_OBJECTIVE_
Copy each line in which the string "Селіванов" occurs.
==*==
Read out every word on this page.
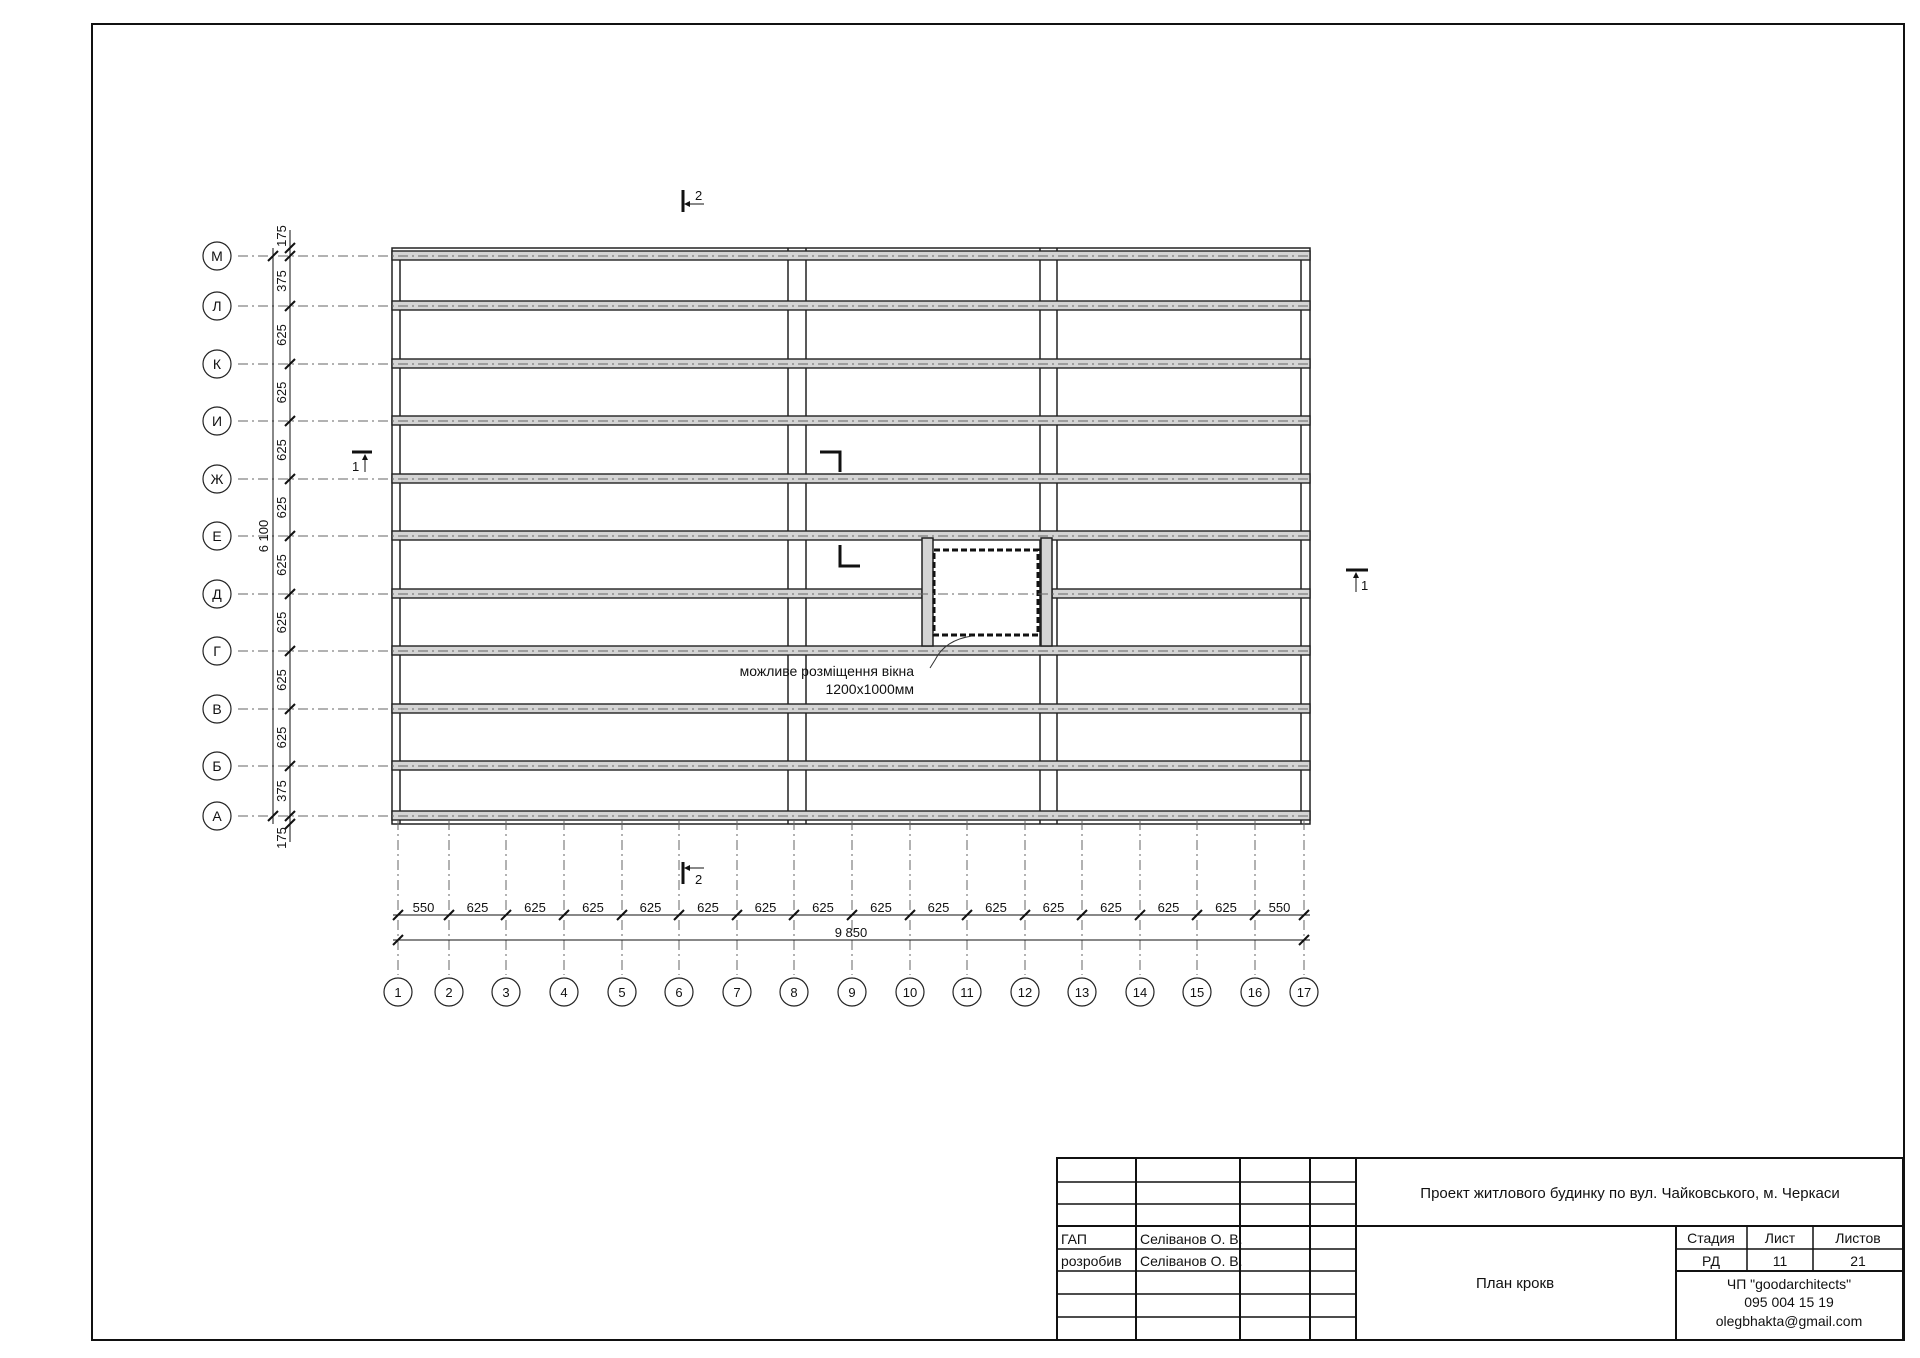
М
Л
К
И
Ж
Е
Д
Г
В
Б
А
1	2	3	4	5	6	7	8	9	10	11	12	13	14	15	16	17
175
375
625
625
625
625
625
625
625
625
375
175
6 100
550 625	625	625	625	625	625	625	625	625	625	625	625	625	625 550
9 850
1
1
2
2
можливе розміщення вікна
1200х1000мм
Проект житлового будинку по вул. Чайковського, м. Черкаси
План крокв
ГАП	Селіванов О. В.
розробив Селіванов О. В.
Стадия Лист	Листов
РД	11	21
ЧП "goodarchitects"
095 004 15 19
olegbhakta@gmail.com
==*==
_ANSWER_
ГАП	Селіванов О. В.
розробив Селіванов О. В.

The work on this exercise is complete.